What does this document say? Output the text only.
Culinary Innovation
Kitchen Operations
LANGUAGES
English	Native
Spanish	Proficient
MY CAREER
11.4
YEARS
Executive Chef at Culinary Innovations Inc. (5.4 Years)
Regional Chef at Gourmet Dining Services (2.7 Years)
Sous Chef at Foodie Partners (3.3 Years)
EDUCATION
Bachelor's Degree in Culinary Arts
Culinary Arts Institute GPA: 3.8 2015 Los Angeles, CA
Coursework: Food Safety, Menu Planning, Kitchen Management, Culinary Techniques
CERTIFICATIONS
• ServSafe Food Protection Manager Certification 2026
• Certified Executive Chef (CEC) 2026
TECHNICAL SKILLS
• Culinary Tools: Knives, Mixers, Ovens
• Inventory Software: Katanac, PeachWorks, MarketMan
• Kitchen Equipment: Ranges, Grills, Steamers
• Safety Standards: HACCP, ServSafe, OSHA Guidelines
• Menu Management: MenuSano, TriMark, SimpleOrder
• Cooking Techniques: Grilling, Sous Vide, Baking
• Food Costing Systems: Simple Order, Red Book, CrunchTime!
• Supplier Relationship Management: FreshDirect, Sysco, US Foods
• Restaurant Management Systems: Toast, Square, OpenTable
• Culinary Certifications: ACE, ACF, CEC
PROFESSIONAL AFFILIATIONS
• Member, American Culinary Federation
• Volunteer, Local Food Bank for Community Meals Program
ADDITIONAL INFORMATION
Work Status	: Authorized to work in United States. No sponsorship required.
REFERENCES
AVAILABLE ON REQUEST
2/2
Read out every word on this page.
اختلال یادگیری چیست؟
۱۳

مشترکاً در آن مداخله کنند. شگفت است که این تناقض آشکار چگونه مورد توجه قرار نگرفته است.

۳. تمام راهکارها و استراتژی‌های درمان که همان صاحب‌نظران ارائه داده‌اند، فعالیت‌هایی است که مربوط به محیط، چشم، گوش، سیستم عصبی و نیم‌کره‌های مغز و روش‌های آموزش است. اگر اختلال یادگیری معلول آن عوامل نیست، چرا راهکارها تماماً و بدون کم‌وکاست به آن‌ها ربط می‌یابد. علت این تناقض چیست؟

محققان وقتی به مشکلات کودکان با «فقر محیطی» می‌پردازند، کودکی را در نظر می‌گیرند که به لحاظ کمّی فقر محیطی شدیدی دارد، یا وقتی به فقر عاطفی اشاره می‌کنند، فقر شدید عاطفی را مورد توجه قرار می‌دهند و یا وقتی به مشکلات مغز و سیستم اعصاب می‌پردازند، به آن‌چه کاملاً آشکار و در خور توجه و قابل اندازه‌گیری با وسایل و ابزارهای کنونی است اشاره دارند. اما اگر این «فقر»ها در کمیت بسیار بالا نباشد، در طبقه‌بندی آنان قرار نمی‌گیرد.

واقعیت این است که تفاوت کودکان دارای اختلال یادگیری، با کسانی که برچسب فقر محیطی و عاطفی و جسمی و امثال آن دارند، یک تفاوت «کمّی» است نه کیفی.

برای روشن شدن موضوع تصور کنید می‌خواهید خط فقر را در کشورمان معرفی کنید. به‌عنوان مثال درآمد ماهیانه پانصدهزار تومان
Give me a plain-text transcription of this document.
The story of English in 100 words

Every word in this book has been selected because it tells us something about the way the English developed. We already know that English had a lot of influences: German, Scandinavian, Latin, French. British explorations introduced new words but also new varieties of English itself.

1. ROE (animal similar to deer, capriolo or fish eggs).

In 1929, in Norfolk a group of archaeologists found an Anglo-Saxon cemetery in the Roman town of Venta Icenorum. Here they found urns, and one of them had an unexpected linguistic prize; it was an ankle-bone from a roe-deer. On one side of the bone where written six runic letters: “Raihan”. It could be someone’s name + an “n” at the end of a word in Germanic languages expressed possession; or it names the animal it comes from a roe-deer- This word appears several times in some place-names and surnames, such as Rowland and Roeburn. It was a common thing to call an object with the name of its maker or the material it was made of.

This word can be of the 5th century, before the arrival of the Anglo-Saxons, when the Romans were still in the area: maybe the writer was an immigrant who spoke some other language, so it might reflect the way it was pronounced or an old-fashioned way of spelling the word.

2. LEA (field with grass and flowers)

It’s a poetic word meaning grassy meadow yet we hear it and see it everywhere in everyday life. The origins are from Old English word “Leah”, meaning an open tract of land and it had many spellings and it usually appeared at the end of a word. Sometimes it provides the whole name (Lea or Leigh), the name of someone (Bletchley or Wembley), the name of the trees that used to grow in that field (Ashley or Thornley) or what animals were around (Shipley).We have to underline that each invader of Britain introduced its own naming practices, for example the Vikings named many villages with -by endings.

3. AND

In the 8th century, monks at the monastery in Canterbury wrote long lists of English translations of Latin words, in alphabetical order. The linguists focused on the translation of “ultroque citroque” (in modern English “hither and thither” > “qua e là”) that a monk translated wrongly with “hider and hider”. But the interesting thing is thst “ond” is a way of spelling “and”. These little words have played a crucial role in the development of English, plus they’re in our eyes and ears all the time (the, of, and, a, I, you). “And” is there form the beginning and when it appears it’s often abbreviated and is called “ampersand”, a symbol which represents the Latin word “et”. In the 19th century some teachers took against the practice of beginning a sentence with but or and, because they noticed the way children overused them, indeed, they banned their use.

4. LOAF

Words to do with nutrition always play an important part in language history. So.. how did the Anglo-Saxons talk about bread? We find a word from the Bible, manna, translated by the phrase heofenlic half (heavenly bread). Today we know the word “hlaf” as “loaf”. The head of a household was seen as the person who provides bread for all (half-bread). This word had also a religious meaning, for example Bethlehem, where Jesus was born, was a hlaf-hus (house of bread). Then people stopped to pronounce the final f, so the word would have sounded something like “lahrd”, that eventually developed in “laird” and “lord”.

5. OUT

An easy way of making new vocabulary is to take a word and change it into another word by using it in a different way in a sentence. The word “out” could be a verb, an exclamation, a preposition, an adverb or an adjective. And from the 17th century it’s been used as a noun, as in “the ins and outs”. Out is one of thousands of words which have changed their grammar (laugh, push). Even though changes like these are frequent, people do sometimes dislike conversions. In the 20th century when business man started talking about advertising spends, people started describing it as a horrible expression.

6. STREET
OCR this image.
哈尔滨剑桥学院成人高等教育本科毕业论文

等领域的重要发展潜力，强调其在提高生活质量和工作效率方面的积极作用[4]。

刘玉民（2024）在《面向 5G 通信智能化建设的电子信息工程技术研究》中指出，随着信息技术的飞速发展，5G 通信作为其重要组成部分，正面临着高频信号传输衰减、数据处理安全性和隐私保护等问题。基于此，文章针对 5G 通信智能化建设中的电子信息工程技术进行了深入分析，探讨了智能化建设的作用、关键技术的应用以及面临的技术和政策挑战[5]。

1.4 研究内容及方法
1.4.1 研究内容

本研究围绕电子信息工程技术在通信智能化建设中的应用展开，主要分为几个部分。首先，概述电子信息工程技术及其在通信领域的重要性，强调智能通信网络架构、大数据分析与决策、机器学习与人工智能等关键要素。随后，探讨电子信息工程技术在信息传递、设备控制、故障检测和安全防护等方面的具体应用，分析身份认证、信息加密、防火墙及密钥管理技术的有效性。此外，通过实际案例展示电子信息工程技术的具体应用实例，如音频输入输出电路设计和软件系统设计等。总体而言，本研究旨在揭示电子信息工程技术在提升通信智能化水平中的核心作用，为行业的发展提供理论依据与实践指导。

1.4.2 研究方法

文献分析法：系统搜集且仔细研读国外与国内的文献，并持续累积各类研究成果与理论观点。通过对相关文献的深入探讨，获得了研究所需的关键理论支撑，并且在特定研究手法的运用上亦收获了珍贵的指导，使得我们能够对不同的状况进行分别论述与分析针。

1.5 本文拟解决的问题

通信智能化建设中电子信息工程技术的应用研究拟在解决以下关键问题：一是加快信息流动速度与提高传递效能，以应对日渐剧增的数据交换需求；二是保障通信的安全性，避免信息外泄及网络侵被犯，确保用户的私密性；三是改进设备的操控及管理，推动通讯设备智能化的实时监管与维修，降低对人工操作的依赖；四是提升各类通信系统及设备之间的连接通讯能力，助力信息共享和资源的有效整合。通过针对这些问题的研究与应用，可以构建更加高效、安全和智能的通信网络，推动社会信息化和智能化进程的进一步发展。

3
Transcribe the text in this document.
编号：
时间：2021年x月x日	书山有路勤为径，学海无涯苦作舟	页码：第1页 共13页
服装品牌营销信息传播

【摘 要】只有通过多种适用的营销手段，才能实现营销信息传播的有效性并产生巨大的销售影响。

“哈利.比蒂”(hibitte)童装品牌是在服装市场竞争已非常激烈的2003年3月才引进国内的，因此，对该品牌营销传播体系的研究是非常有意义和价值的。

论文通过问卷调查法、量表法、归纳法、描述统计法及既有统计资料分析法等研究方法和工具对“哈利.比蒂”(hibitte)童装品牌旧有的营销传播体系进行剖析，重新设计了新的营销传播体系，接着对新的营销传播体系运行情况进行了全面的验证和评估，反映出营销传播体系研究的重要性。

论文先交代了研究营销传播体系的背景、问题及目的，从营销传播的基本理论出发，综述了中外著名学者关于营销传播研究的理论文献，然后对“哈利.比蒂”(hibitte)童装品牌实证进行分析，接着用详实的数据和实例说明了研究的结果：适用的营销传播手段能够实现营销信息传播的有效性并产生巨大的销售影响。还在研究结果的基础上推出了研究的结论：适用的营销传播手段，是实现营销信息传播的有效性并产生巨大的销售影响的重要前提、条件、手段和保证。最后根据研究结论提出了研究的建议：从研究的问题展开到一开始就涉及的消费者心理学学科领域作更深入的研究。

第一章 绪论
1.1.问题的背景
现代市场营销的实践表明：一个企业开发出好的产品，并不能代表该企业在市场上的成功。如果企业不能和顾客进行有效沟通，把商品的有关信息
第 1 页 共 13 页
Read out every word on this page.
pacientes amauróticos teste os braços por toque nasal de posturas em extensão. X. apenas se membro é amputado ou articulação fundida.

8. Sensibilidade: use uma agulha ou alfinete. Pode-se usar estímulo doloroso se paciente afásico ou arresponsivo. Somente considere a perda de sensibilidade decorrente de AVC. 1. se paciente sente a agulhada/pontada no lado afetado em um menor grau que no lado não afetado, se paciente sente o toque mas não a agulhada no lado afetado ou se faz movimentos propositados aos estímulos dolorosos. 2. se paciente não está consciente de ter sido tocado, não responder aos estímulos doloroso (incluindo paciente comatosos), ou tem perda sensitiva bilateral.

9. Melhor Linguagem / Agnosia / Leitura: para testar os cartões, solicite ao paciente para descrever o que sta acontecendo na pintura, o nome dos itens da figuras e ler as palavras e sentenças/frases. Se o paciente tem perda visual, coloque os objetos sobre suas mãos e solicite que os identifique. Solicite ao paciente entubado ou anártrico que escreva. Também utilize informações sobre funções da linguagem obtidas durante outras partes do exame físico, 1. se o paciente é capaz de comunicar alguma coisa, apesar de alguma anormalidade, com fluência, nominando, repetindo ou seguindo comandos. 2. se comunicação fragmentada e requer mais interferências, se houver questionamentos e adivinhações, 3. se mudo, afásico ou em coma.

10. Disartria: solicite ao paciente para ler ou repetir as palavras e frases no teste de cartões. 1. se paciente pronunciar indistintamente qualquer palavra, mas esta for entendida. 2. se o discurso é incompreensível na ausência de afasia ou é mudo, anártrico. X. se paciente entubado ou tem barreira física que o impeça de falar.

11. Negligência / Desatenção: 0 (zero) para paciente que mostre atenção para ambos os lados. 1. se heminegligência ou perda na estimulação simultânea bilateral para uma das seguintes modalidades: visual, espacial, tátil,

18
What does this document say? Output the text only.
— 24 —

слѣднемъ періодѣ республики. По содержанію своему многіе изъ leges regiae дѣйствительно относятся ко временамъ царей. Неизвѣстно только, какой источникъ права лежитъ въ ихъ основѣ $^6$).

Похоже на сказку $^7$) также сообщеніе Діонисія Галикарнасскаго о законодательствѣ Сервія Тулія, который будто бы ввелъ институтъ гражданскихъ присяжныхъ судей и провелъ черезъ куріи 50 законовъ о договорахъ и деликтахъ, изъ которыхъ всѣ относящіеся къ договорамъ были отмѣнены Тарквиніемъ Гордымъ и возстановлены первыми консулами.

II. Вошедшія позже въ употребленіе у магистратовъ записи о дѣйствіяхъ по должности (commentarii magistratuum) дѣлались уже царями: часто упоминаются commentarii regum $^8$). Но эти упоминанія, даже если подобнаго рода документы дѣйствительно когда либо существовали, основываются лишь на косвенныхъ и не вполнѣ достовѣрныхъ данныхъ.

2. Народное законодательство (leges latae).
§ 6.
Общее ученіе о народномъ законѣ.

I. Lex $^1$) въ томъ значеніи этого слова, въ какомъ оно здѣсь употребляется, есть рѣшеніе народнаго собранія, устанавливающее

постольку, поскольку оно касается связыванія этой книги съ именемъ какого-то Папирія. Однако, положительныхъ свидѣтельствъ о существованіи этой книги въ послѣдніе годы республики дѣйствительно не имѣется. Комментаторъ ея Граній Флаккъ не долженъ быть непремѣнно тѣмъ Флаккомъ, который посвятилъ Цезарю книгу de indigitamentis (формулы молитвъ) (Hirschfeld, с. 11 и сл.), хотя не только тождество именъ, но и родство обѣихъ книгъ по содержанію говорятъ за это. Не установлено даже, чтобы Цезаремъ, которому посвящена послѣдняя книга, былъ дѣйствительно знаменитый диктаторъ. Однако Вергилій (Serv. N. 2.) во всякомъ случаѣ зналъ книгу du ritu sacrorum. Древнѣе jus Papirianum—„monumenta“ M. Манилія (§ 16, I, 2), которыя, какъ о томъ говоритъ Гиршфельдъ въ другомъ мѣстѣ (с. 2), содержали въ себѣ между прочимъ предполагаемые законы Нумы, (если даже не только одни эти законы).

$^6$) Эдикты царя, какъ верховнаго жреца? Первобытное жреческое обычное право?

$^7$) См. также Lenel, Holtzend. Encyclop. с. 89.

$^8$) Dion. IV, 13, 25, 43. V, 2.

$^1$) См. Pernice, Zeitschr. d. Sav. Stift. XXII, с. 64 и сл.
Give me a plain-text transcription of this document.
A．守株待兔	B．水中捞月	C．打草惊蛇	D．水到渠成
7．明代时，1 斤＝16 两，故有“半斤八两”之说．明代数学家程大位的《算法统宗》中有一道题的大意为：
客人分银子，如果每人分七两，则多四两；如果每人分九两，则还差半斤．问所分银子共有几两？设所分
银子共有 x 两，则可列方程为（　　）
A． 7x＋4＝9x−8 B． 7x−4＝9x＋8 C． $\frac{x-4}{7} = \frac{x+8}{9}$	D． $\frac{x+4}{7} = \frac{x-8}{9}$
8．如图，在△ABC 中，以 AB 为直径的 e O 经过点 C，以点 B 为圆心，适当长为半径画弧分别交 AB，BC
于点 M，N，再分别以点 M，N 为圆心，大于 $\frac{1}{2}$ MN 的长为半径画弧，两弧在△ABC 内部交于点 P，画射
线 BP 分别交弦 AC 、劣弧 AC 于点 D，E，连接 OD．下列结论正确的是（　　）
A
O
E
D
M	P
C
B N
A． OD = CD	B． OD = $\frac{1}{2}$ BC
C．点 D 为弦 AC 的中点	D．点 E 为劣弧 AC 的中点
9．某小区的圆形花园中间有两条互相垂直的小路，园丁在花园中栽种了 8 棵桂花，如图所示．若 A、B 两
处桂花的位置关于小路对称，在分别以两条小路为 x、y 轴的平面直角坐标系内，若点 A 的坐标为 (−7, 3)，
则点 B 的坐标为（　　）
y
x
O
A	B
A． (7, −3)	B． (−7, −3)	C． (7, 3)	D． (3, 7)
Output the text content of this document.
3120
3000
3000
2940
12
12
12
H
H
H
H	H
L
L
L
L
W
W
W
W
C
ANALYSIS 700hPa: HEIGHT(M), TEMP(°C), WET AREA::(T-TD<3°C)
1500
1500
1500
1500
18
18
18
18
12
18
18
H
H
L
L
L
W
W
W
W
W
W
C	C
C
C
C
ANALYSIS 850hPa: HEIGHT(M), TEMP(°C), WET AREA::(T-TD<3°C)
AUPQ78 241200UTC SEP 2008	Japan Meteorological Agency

· · · ·

### WRITTEN PROBLEM
From the data, list each line in which the string "solicite" appears.

### OUTPUT OF THE TASK
9. Melhor Linguagem / Agnosia / Leitura: para testar os cartões, solicite ao paciente para descrever o que sta acontecendo na pintura, o nome dos itens da figuras e ler as palavras e sentenças/frases. Se o paciente tem perda visual, coloque os objetos sobre suas mãos e solicite que os identifique. Solicite ao paciente entubado ou anártrico que escreva. Também utilize informações sobre funções da linguagem obtidas durante outras partes do exame físico, 1. se o paciente é capaz de comunicar alguma coisa, apesar de alguma anormalidade, com fluência, nominando, repetindo ou seguindo comandos. 2. se comunicação fragmentada e requer mais interferências, se houver questionamentos e adivinhações, 3. se mudo, afásico ou em coma.
10. Disartria: solicite ao paciente para ler ou repetir as palavras e frases no teste de cartões. 1. se paciente pronunciar indistintamente qualquer palavra, mas esta for entendida. 2. se o discurso é incompreensível na ausência de afasia ou é mudo, anártrico. X. se paciente entubado ou tem barreira física que o impeça de falar.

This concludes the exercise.